» **DO THIS**:
Identify each line containing the word "color" and copy it.

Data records
______________________________

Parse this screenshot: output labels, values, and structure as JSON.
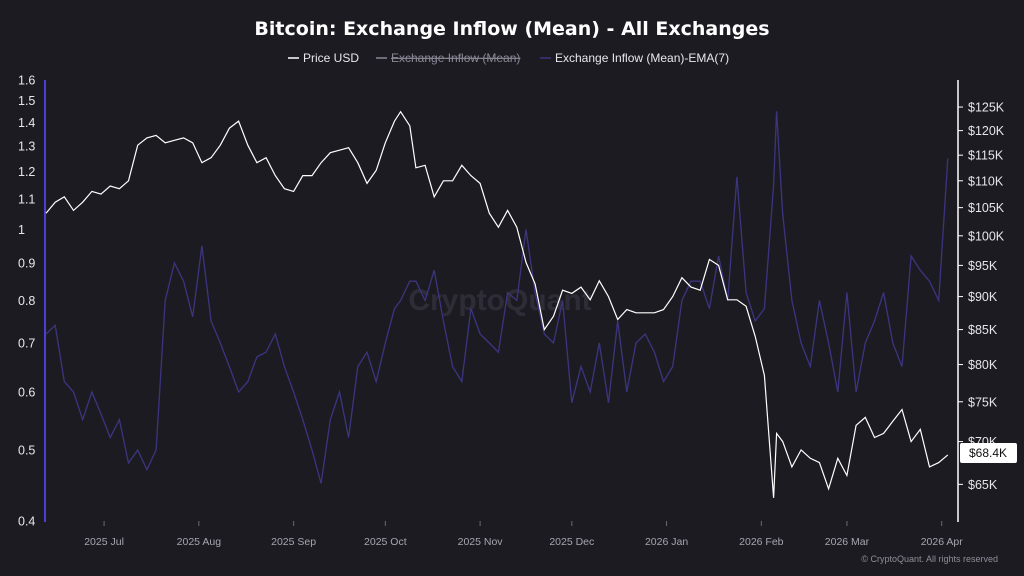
{
  "chart_data": {
    "type": "line",
    "title": "Bitcoin: Exchange Inflow (Mean) - All Exchanges",
    "legend": [
      {
        "name": "Price USD",
        "color": "#ffffff",
        "visible": true
      },
      {
        "name": "Exchange Inflow (Mean)",
        "color": "#8a8894",
        "visible": false
      },
      {
        "name": "Exchange Inflow (Mean)-EMA(7)",
        "color": "#3b3580",
        "visible": true
      }
    ],
    "legend_position": "top-center",
    "watermark": "CryptoQuant",
    "credit": "© CryptoQuant. All rights reserved",
    "price_badge": "$68.4K",
    "x_ticks": [
      "2025 Jul",
      "2025 Aug",
      "2025 Sep",
      "2025 Oct",
      "2025 Nov",
      "2025 Dec",
      "2026 Jan",
      "2026 Feb",
      "2026 Mar",
      "2026 Apr"
    ],
    "left_axis": {
      "scale": "log",
      "ticks": [
        "0.4",
        "0.5",
        "0.6",
        "0.7",
        "0.8",
        "0.9",
        "1",
        "1.1",
        "1.2",
        "1.3",
        "1.4",
        "1.5",
        "1.6"
      ],
      "range": [
        0.4,
        1.6
      ]
    },
    "right_axis": {
      "scale": "log",
      "ticks": [
        "$65K",
        "$70K",
        "$75K",
        "$80K",
        "$85K",
        "$90K",
        "$95K",
        "$100K",
        "$105K",
        "$110K",
        "$115K",
        "$120K",
        "$125K"
      ],
      "range": [
        61,
        131
      ]
    },
    "grid": false,
    "x_range": [
      "2025-06-12",
      "2026-04-06"
    ],
    "series": [
      {
        "name": "Price USD",
        "axis": "right",
        "x": [
          "2025-06-12",
          "2025-06-15",
          "2025-06-18",
          "2025-06-21",
          "2025-06-24",
          "2025-06-27",
          "2025-06-30",
          "2025-07-03",
          "2025-07-06",
          "2025-07-09",
          "2025-07-12",
          "2025-07-15",
          "2025-07-18",
          "2025-07-21",
          "2025-07-24",
          "2025-07-27",
          "2025-07-30",
          "2025-08-02",
          "2025-08-05",
          "2025-08-08",
          "2025-08-11",
          "2025-08-14",
          "2025-08-17",
          "2025-08-20",
          "2025-08-23",
          "2025-08-26",
          "2025-08-29",
          "2025-09-01",
          "2025-09-04",
          "2025-09-07",
          "2025-09-10",
          "2025-09-13",
          "2025-09-16",
          "2025-09-19",
          "2025-09-22",
          "2025-09-25",
          "2025-09-28",
          "2025-10-01",
          "2025-10-04",
          "2025-10-06",
          "2025-10-09",
          "2025-10-11",
          "2025-10-14",
          "2025-10-17",
          "2025-10-20",
          "2025-10-23",
          "2025-10-26",
          "2025-10-29",
          "2025-11-01",
          "2025-11-04",
          "2025-11-07",
          "2025-11-10",
          "2025-11-13",
          "2025-11-16",
          "2025-11-19",
          "2025-11-22",
          "2025-11-25",
          "2025-11-28",
          "2025-12-01",
          "2025-12-04",
          "2025-12-07",
          "2025-12-10",
          "2025-12-13",
          "2025-12-16",
          "2025-12-19",
          "2025-12-22",
          "2025-12-25",
          "2025-12-28",
          "2025-12-31",
          "2026-01-03",
          "2026-01-06",
          "2026-01-09",
          "2026-01-12",
          "2026-01-15",
          "2026-01-18",
          "2026-01-21",
          "2026-01-24",
          "2026-01-27",
          "2026-01-30",
          "2026-02-02",
          "2026-02-05",
          "2026-02-06",
          "2026-02-08",
          "2026-02-11",
          "2026-02-14",
          "2026-02-17",
          "2026-02-20",
          "2026-02-23",
          "2026-02-26",
          "2026-03-01",
          "2026-03-04",
          "2026-03-07",
          "2026-03-10",
          "2026-03-13",
          "2026-03-16",
          "2026-03-19",
          "2026-03-22",
          "2026-03-25",
          "2026-03-28",
          "2026-03-31",
          "2026-04-03"
        ],
        "values": [
          104,
          106,
          107,
          104.5,
          106,
          108,
          107.5,
          109,
          108.5,
          110,
          117,
          118.5,
          119,
          117.5,
          118,
          118.5,
          117.5,
          113.5,
          114.5,
          117,
          120.5,
          122,
          117,
          113.5,
          114.5,
          111,
          108.5,
          108,
          111,
          111,
          113.5,
          115.5,
          116,
          116.5,
          113.5,
          109.5,
          112,
          117.5,
          122,
          124,
          121,
          112.5,
          113,
          107,
          110,
          110,
          113,
          111,
          109.5,
          104,
          101.5,
          104.5,
          101.5,
          95.5,
          92,
          85,
          87,
          91,
          90.5,
          91.5,
          89.5,
          92.5,
          90,
          86.5,
          88,
          87.5,
          87.5,
          87.5,
          88,
          90,
          93,
          91.5,
          91,
          96,
          95,
          89.5,
          89.5,
          88.5,
          84,
          78.5,
          63.5,
          71,
          70,
          67,
          69,
          68,
          67.5,
          64.5,
          68,
          66,
          72,
          73,
          70.5,
          71,
          72.5,
          74,
          70,
          71.5,
          67,
          67.5,
          68.4
        ]
      },
      {
        "name": "Exchange Inflow (Mean)-EMA(7)",
        "axis": "left",
        "x": [
          "2025-06-12",
          "2025-06-15",
          "2025-06-18",
          "2025-06-21",
          "2025-06-24",
          "2025-06-27",
          "2025-06-30",
          "2025-07-03",
          "2025-07-06",
          "2025-07-09",
          "2025-07-12",
          "2025-07-15",
          "2025-07-18",
          "2025-07-21",
          "2025-07-24",
          "2025-07-27",
          "2025-07-30",
          "2025-08-02",
          "2025-08-05",
          "2025-08-08",
          "2025-08-11",
          "2025-08-14",
          "2025-08-17",
          "2025-08-20",
          "2025-08-23",
          "2025-08-26",
          "2025-08-29",
          "2025-09-01",
          "2025-09-04",
          "2025-09-07",
          "2025-09-10",
          "2025-09-13",
          "2025-09-16",
          "2025-09-19",
          "2025-09-22",
          "2025-09-25",
          "2025-09-28",
          "2025-10-01",
          "2025-10-04",
          "2025-10-06",
          "2025-10-09",
          "2025-10-11",
          "2025-10-14",
          "2025-10-17",
          "2025-10-20",
          "2025-10-23",
          "2025-10-26",
          "2025-10-29",
          "2025-11-01",
          "2025-11-04",
          "2025-11-07",
          "2025-11-10",
          "2025-11-13",
          "2025-11-16",
          "2025-11-19",
          "2025-11-22",
          "2025-11-25",
          "2025-11-28",
          "2025-12-01",
          "2025-12-04",
          "2025-12-07",
          "2025-12-10",
          "2025-12-13",
          "2025-12-16",
          "2025-12-19",
          "2025-12-22",
          "2025-12-25",
          "2025-12-28",
          "2025-12-31",
          "2026-01-03",
          "2026-01-06",
          "2026-01-09",
          "2026-01-12",
          "2026-01-15",
          "2026-01-18",
          "2026-01-21",
          "2026-01-24",
          "2026-01-27",
          "2026-01-30",
          "2026-02-02",
          "2026-02-05",
          "2026-02-06",
          "2026-02-08",
          "2026-02-11",
          "2026-02-14",
          "2026-02-17",
          "2026-02-20",
          "2026-02-23",
          "2026-02-26",
          "2026-03-01",
          "2026-03-04",
          "2026-03-07",
          "2026-03-10",
          "2026-03-13",
          "2026-03-16",
          "2026-03-19",
          "2026-03-22",
          "2026-03-25",
          "2026-03-28",
          "2026-03-31",
          "2026-04-03"
        ],
        "values": [
          0.72,
          0.74,
          0.62,
          0.6,
          0.55,
          0.6,
          0.56,
          0.52,
          0.55,
          0.48,
          0.5,
          0.47,
          0.5,
          0.8,
          0.9,
          0.85,
          0.76,
          0.95,
          0.75,
          0.7,
          0.65,
          0.6,
          0.62,
          0.67,
          0.68,
          0.72,
          0.65,
          0.6,
          0.55,
          0.5,
          0.45,
          0.55,
          0.6,
          0.52,
          0.65,
          0.68,
          0.62,
          0.7,
          0.78,
          0.8,
          0.85,
          0.85,
          0.8,
          0.88,
          0.75,
          0.65,
          0.62,
          0.78,
          0.72,
          0.7,
          0.68,
          0.82,
          0.8,
          1.0,
          0.82,
          0.72,
          0.7,
          0.8,
          0.58,
          0.65,
          0.6,
          0.7,
          0.58,
          0.75,
          0.6,
          0.7,
          0.72,
          0.68,
          0.62,
          0.65,
          0.8,
          0.85,
          0.85,
          0.78,
          0.92,
          0.8,
          1.18,
          0.82,
          0.75,
          0.78,
          1.15,
          1.45,
          1.05,
          0.8,
          0.7,
          0.65,
          0.8,
          0.7,
          0.6,
          0.82,
          0.6,
          0.7,
          0.75,
          0.82,
          0.7,
          0.65,
          0.92,
          0.88,
          0.85,
          0.8,
          1.25
        ]
      }
    ]
  }
}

______________________________

» **CORRECT RESPONSE**:
        "color": "#ffffff",
        "color": "#8a8894",
        "color": "#3b3580",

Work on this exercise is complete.